▸ **MATERIAL PROVIDED**
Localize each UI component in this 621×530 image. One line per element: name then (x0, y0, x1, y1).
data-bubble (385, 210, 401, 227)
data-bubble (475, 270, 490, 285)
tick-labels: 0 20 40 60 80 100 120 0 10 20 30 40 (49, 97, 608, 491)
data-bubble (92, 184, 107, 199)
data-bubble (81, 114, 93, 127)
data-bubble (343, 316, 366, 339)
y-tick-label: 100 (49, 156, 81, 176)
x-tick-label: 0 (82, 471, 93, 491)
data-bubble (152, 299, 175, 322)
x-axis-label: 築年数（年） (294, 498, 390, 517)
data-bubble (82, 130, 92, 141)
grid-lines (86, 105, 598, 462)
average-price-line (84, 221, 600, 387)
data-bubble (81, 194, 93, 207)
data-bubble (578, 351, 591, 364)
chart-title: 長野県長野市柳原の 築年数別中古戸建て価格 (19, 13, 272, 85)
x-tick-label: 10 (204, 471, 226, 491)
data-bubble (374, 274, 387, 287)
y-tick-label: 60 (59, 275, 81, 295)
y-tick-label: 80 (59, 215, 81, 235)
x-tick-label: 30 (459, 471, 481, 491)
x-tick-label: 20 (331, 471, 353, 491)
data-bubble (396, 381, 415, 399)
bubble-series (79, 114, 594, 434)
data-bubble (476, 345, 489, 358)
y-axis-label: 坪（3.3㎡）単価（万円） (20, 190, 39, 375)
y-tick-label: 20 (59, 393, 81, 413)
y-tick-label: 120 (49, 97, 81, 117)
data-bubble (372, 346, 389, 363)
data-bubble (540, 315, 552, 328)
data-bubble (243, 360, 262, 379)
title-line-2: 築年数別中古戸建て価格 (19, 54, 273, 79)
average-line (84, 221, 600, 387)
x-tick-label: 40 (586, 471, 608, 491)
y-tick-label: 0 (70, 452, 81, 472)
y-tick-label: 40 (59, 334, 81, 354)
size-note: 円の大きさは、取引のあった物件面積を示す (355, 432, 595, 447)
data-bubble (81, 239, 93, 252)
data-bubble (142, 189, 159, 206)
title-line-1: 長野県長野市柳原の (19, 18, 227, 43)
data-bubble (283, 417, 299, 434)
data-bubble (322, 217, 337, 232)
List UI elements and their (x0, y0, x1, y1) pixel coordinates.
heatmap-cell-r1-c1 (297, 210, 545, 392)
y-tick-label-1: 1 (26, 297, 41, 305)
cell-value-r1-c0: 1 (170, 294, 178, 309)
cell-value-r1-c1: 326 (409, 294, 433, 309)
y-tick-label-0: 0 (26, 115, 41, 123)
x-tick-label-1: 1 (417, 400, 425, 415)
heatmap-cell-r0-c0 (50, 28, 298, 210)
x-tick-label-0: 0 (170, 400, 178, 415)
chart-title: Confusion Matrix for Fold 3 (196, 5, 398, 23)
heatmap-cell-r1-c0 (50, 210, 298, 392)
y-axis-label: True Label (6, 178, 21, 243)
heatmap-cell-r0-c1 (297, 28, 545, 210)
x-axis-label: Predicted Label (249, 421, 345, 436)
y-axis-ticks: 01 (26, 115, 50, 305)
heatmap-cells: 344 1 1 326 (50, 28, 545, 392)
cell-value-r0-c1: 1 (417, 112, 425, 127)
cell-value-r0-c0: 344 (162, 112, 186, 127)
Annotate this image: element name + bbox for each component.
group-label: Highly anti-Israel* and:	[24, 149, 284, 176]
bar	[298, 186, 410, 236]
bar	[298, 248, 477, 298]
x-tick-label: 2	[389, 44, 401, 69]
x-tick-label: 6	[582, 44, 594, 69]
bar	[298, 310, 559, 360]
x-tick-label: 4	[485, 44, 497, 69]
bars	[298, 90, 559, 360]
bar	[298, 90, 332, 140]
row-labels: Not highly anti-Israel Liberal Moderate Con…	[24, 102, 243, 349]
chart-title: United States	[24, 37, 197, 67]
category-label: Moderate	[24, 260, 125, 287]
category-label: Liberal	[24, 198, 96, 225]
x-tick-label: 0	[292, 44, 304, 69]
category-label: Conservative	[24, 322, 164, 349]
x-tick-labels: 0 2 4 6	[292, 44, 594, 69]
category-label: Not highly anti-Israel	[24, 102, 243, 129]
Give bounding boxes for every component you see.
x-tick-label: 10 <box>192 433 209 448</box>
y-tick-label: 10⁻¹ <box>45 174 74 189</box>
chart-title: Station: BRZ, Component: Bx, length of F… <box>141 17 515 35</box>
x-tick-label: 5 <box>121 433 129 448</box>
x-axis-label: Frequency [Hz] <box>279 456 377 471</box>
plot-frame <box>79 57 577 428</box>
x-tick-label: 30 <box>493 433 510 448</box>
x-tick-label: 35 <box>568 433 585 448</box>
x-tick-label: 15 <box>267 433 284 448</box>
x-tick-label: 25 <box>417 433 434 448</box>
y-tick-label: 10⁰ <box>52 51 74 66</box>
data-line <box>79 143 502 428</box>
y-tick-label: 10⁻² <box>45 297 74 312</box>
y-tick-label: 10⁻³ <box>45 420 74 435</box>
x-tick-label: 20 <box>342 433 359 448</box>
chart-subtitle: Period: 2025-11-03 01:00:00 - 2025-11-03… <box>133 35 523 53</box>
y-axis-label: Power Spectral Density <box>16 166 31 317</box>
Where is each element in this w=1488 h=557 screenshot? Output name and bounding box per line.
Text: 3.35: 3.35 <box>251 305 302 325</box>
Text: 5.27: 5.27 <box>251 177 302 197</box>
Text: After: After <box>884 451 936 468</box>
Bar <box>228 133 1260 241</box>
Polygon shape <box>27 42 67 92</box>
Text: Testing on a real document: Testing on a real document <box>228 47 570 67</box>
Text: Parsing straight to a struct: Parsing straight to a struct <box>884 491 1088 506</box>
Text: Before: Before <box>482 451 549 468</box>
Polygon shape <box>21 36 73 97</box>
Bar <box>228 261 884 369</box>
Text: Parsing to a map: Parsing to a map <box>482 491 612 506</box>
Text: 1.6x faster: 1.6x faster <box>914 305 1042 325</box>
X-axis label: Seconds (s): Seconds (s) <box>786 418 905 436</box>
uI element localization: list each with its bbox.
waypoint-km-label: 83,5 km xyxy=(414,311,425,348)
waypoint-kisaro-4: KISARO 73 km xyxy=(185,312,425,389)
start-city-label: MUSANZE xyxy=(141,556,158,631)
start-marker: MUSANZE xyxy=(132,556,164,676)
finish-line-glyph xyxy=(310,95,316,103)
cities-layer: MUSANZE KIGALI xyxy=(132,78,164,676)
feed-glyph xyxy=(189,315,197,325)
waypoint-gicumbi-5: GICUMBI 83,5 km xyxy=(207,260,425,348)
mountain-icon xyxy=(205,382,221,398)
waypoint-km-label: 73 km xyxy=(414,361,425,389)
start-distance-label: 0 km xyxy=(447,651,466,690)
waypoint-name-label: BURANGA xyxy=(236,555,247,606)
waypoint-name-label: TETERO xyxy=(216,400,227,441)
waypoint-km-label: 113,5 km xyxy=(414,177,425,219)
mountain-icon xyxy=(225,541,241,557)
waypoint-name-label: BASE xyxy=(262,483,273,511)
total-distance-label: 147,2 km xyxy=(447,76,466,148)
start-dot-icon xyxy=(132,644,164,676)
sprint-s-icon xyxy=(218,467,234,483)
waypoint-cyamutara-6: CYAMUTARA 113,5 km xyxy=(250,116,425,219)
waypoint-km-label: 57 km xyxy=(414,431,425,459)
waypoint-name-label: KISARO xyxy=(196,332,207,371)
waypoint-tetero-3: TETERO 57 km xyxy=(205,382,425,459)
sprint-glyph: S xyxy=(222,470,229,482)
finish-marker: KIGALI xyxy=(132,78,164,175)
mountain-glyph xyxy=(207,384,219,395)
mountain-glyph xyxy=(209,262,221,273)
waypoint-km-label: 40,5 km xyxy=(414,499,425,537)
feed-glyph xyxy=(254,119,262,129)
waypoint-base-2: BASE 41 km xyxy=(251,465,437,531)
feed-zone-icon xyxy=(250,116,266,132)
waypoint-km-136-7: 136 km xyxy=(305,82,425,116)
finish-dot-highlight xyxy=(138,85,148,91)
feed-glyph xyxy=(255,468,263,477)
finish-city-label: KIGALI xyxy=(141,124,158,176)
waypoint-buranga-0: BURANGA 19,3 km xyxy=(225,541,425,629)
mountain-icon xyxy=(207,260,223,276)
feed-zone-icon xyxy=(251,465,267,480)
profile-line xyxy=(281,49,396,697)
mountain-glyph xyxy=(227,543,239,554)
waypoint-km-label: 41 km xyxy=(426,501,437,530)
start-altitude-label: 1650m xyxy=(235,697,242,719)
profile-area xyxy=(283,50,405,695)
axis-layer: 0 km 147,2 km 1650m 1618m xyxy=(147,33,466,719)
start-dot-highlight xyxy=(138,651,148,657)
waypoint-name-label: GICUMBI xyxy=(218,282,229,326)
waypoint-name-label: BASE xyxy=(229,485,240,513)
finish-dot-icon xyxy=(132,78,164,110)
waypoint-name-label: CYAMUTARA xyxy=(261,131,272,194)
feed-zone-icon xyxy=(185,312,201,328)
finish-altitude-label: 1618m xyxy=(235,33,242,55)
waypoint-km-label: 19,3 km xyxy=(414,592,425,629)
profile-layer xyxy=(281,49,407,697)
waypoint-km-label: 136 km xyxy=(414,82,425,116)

▸ **PROMPT**
Starting at the beginning of the data and ending at the line containing "average-price-line (84, 221, 600, 387)", rewrite those lines with every "data-bubble" renamed to "bubble-marker". Leave everything else unchanged.

▸ **WRITTEN SOLUTION**
Localize each UI component in this 621×530 image. One line per element: name then (x0, y0, x1, y1).
bubble-marker (385, 210, 401, 227)
bubble-marker (475, 270, 490, 285)
tick-labels: 0 20 40 60 80 100 120 0 10 20 30 40 (49, 97, 608, 491)
bubble-marker (92, 184, 107, 199)
bubble-marker (81, 114, 93, 127)
bubble-marker (343, 316, 366, 339)
y-tick-label: 100 (49, 156, 81, 176)
x-tick-label: 0 (82, 471, 93, 491)
bubble-marker (152, 299, 175, 322)
x-axis-label: 築年数（年） (294, 498, 390, 517)
bubble-marker (82, 130, 92, 141)
grid-lines (86, 105, 598, 462)
average-price-line (84, 221, 600, 387)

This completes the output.